-- Begin Records for the exercise --

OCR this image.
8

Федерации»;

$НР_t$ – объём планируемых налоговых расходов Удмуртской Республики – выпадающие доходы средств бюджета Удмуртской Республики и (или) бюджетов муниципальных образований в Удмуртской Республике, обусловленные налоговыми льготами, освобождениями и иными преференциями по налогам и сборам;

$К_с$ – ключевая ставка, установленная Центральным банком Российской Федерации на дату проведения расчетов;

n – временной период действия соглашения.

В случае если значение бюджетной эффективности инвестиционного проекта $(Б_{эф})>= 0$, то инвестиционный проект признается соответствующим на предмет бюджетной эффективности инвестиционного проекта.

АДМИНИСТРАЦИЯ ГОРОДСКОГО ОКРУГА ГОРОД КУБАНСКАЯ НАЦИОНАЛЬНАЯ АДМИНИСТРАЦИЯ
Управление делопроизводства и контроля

-- End Records for the exercise --

**Written problem:** Write out the full listing exactly as given.

**Task answer:**
OCR this image.
8

Федерации»;

$НР_t$ – объём планируемых налоговых расходов Удмуртской Республики – выпадающие доходы средств бюджета Удмуртской Республики и (или) бюджетов муниципальных образований в Удмуртской Республике, обусловленные налоговыми льготами, освобождениями и иными преференциями по налогам и сборам;

$К_с$ – ключевая ставка, установленная Центральным банком Российской Федерации на дату проведения расчетов;

n – временной период действия соглашения.

В случае если значение бюджетной эффективности инвестиционного проекта $(Б_{эф})>= 0$, то инвестиционный проект признается соответствующим на предмет бюджетной эффективности инвестиционного проекта.

АДМИНИСТРАЦИЯ ГОРОДСКОГО ОКРУГА ГОРОД КУБАНСКАЯ НАЦИОНАЛЬНАЯ АДМИНИСТРАЦИЯ
Управление делопроизводства и контроля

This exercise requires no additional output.